#### [Required work]
Rewrite the records from the start through the line containing "place-label: العين <box>484 301 504 311</box>", replacing every "place-label" with "map-label" and leaving everything else unchanged.
═════ Input
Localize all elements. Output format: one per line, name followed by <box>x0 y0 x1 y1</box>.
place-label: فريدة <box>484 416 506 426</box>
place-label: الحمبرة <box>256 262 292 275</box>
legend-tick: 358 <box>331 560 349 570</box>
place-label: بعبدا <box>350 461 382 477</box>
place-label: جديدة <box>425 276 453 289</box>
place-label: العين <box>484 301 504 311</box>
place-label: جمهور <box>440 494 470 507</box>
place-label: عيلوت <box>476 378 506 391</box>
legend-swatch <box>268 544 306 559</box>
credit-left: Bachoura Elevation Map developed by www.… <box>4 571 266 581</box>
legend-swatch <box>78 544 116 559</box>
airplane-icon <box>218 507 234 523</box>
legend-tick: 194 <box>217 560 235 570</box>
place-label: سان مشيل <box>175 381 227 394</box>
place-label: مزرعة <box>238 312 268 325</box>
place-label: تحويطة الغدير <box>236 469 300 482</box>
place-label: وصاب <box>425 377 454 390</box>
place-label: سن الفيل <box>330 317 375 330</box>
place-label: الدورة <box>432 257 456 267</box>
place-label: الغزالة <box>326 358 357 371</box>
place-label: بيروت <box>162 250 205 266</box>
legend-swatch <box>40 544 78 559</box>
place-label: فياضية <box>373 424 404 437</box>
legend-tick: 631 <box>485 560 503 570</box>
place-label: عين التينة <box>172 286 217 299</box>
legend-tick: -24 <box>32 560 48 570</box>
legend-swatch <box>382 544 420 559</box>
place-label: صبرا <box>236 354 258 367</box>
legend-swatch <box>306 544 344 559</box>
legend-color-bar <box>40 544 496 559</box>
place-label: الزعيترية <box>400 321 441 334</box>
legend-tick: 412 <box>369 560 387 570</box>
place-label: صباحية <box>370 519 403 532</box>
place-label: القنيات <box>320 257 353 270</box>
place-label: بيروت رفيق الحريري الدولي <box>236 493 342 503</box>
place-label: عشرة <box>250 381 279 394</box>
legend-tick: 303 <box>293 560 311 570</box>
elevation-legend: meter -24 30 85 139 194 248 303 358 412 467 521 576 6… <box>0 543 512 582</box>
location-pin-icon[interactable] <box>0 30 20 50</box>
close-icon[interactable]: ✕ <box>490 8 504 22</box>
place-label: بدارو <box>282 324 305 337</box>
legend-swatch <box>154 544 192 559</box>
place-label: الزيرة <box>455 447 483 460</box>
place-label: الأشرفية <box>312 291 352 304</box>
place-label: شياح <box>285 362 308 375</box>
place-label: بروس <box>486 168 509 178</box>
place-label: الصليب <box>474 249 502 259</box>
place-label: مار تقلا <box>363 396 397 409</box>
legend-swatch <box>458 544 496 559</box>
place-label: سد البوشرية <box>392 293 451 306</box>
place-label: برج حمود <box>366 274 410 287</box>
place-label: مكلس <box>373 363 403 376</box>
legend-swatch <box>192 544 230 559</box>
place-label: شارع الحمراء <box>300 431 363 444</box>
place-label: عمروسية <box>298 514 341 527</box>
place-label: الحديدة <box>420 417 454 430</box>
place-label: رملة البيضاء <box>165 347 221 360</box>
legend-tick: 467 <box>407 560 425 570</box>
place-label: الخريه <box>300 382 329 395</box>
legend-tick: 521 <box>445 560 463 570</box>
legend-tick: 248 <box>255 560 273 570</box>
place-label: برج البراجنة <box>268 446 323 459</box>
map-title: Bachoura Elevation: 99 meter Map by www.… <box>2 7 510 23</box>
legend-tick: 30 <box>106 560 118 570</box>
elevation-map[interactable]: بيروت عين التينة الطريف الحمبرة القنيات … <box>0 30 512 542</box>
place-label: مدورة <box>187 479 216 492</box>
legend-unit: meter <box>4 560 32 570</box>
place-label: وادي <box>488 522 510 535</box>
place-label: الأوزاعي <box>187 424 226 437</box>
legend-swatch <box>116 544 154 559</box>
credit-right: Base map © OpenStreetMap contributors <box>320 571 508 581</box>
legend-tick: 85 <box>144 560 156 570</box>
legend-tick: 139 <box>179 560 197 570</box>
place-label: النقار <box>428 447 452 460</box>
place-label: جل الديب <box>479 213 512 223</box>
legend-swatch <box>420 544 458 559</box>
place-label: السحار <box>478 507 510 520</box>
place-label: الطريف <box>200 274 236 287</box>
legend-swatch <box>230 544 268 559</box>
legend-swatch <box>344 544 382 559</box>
══════════
#### [Solved problem]
Localize all elements. Output format: one per line, name followed by <box>x0 y0 x1 y1</box>.
map-label: فريدة <box>484 416 506 426</box>
map-label: الحمبرة <box>256 262 292 275</box>
legend-tick: 358 <box>331 560 349 570</box>
map-label: بعبدا <box>350 461 382 477</box>
map-label: جديدة <box>425 276 453 289</box>
map-label: العين <box>484 301 504 311</box>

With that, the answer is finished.